**Extracted information:**
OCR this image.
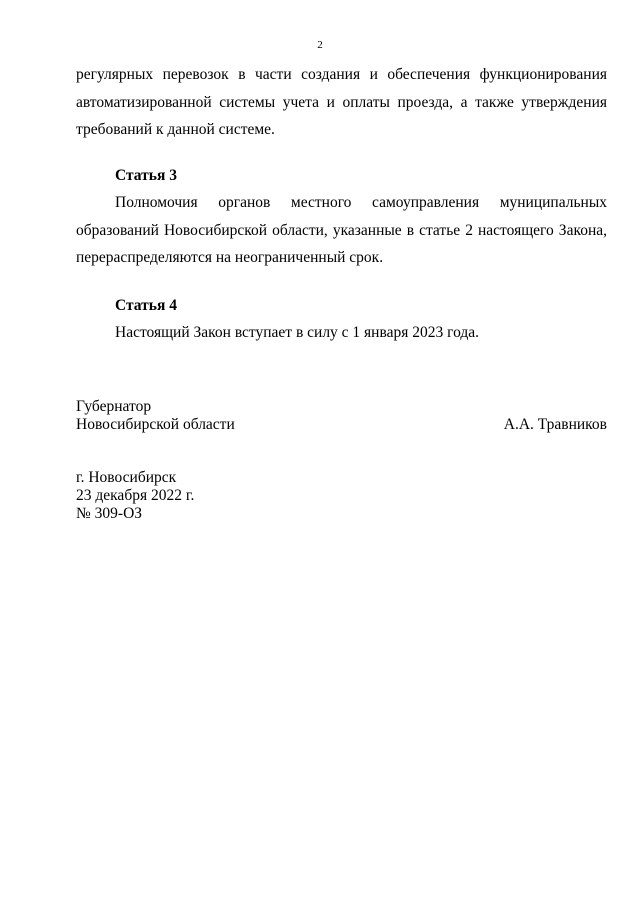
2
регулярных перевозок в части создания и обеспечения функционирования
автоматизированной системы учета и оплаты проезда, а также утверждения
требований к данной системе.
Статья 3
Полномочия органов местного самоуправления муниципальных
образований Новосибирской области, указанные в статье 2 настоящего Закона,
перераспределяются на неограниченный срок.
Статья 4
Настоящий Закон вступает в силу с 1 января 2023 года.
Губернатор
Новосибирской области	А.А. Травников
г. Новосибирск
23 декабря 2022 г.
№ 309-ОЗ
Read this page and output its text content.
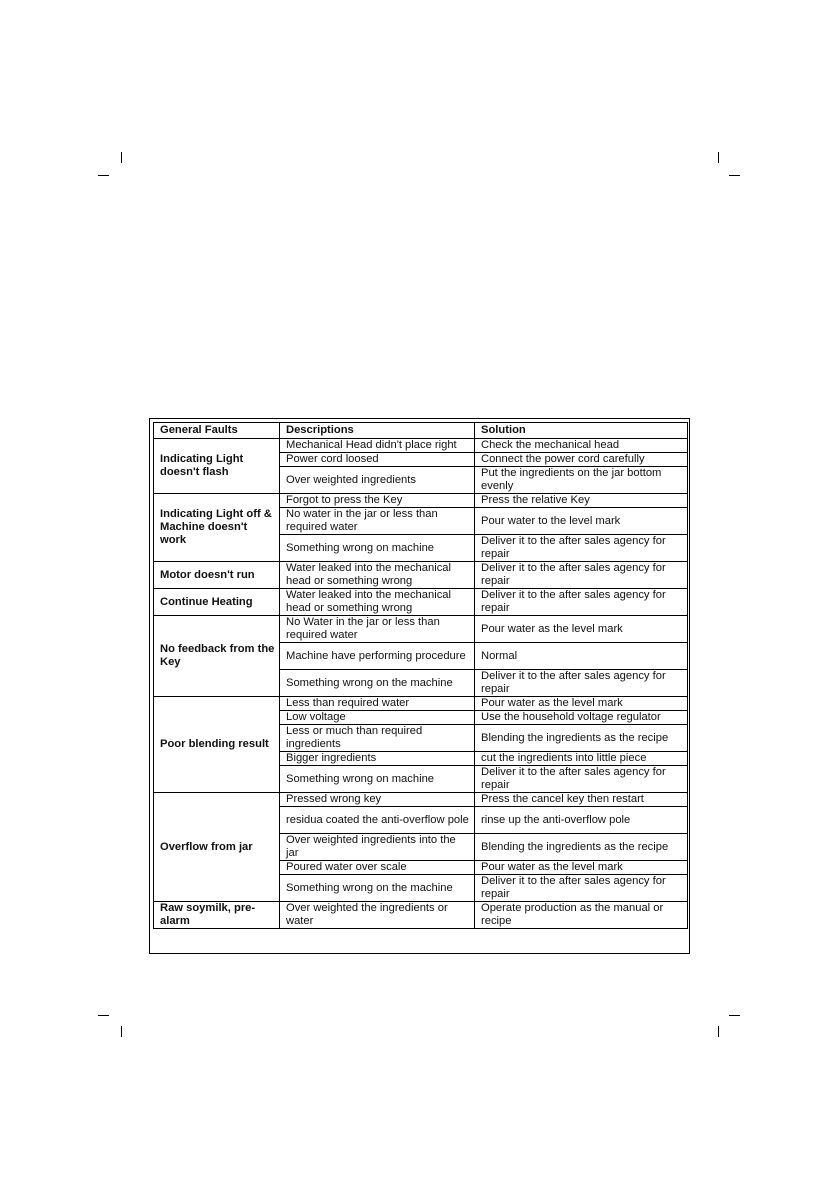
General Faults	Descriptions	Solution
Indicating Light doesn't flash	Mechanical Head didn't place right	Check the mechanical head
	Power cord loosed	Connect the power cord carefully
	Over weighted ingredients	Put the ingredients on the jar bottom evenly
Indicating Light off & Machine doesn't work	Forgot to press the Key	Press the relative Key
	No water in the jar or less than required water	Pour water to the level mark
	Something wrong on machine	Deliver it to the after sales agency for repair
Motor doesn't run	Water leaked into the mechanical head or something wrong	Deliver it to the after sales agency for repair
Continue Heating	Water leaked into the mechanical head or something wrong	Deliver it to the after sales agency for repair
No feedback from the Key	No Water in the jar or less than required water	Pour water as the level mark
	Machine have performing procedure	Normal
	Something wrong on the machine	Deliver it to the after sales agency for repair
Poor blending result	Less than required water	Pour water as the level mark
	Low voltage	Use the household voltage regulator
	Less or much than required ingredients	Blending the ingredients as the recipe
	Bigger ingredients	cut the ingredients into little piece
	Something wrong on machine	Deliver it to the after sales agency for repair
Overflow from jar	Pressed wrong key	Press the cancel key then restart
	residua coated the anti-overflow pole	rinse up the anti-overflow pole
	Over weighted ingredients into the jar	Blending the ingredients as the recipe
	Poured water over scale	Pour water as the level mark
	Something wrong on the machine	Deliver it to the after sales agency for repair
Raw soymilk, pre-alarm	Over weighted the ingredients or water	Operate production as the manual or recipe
--
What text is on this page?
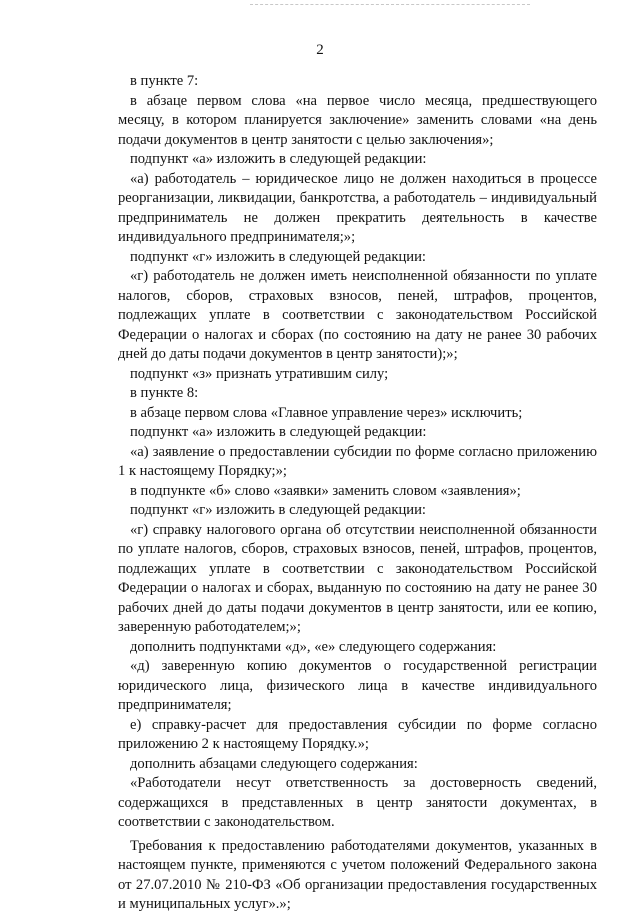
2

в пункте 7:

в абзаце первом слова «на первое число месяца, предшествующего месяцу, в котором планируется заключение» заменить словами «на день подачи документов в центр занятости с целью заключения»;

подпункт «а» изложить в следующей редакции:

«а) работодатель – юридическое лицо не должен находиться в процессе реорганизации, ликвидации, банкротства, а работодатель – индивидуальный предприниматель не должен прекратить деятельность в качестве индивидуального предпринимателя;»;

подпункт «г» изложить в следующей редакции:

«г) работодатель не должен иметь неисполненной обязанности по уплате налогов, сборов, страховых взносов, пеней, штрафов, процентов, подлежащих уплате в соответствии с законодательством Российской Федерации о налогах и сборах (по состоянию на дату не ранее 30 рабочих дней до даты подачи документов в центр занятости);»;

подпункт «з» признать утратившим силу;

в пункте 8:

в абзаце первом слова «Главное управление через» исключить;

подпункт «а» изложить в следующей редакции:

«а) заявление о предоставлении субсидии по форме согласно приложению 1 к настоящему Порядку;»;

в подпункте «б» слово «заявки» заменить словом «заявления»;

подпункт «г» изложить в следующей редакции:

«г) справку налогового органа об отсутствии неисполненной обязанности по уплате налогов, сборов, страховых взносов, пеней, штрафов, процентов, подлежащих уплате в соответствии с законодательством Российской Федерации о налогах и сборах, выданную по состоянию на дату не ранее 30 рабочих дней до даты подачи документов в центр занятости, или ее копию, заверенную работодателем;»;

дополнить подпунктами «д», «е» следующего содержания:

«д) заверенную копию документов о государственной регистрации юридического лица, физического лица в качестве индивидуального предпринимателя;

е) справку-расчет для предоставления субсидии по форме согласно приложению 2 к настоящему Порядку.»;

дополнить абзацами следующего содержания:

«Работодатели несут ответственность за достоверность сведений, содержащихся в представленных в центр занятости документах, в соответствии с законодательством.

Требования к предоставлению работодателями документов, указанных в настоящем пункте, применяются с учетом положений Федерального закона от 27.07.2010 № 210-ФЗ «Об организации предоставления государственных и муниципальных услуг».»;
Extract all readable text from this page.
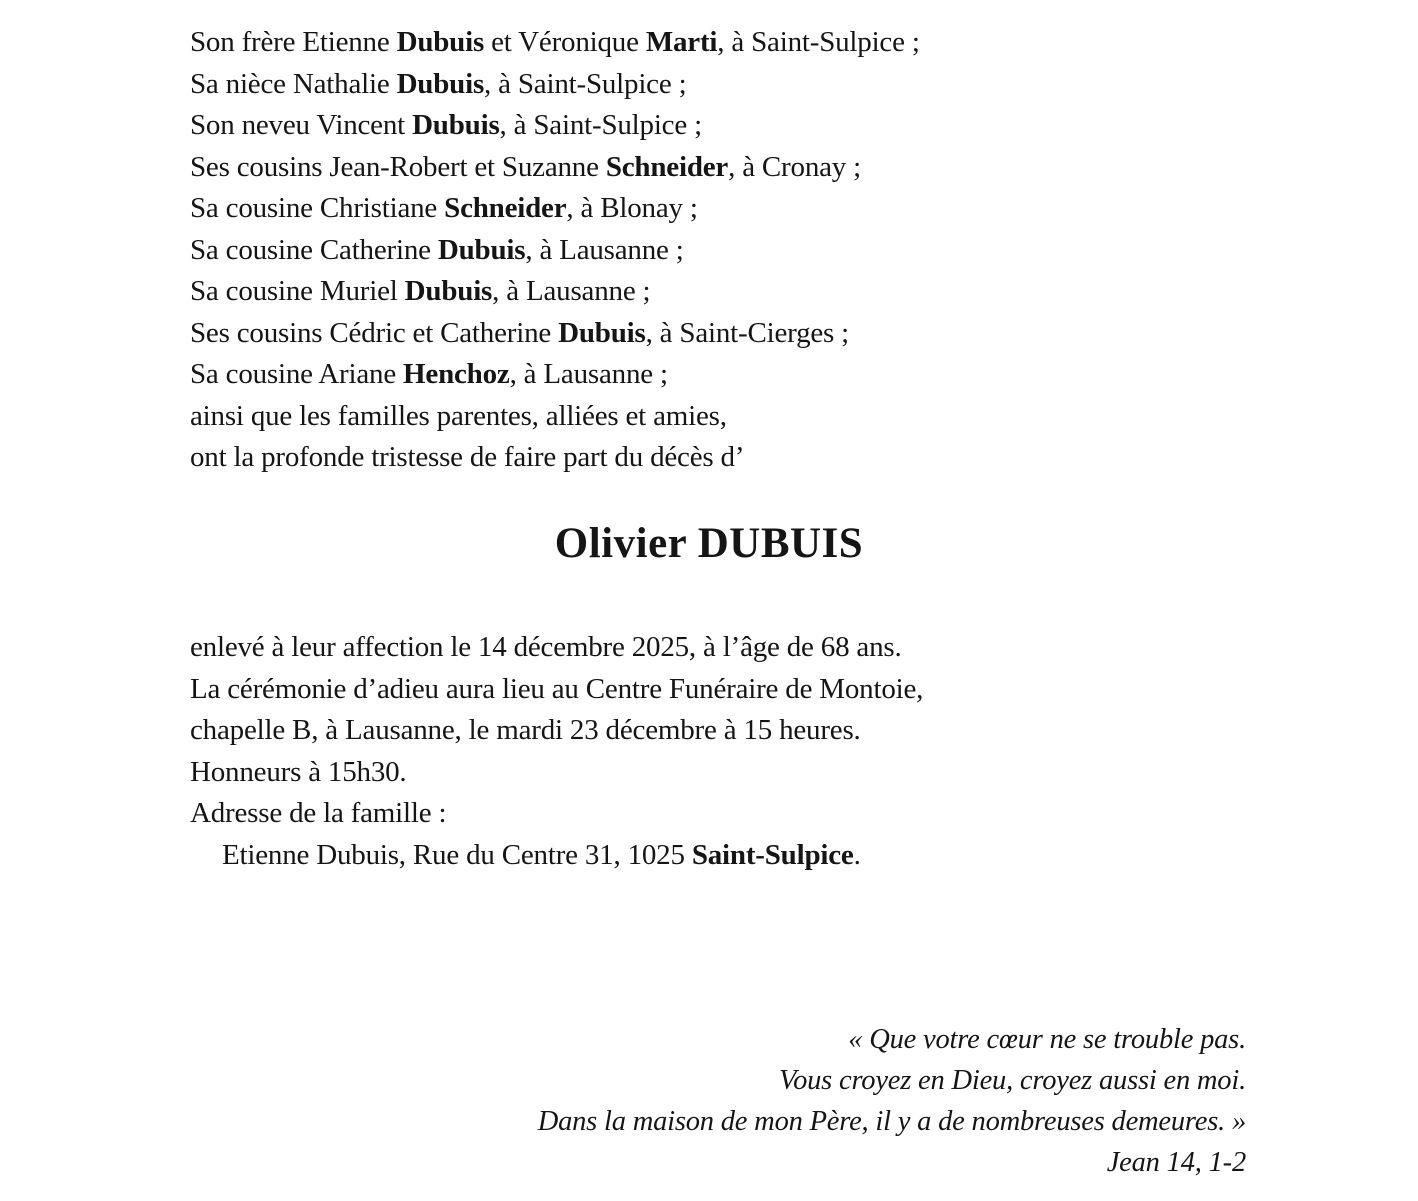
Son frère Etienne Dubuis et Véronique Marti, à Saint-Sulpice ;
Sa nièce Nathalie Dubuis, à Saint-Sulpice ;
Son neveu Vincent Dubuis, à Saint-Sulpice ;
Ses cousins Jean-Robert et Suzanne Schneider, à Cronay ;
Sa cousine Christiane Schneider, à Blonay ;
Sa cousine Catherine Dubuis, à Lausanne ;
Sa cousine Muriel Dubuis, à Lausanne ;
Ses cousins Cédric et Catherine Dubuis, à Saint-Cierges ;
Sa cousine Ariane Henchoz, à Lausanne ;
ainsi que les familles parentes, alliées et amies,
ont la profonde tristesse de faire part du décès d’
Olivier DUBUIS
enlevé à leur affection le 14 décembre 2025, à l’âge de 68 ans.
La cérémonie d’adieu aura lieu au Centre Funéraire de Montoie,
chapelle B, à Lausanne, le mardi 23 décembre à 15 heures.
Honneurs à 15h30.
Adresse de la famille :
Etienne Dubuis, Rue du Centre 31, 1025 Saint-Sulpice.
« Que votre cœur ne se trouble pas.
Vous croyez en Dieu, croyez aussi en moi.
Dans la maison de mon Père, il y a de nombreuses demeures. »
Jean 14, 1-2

**Brief:** In how many lines of the data does the string "Saint" appear? Give only the number.

**Result of this exercise:** 5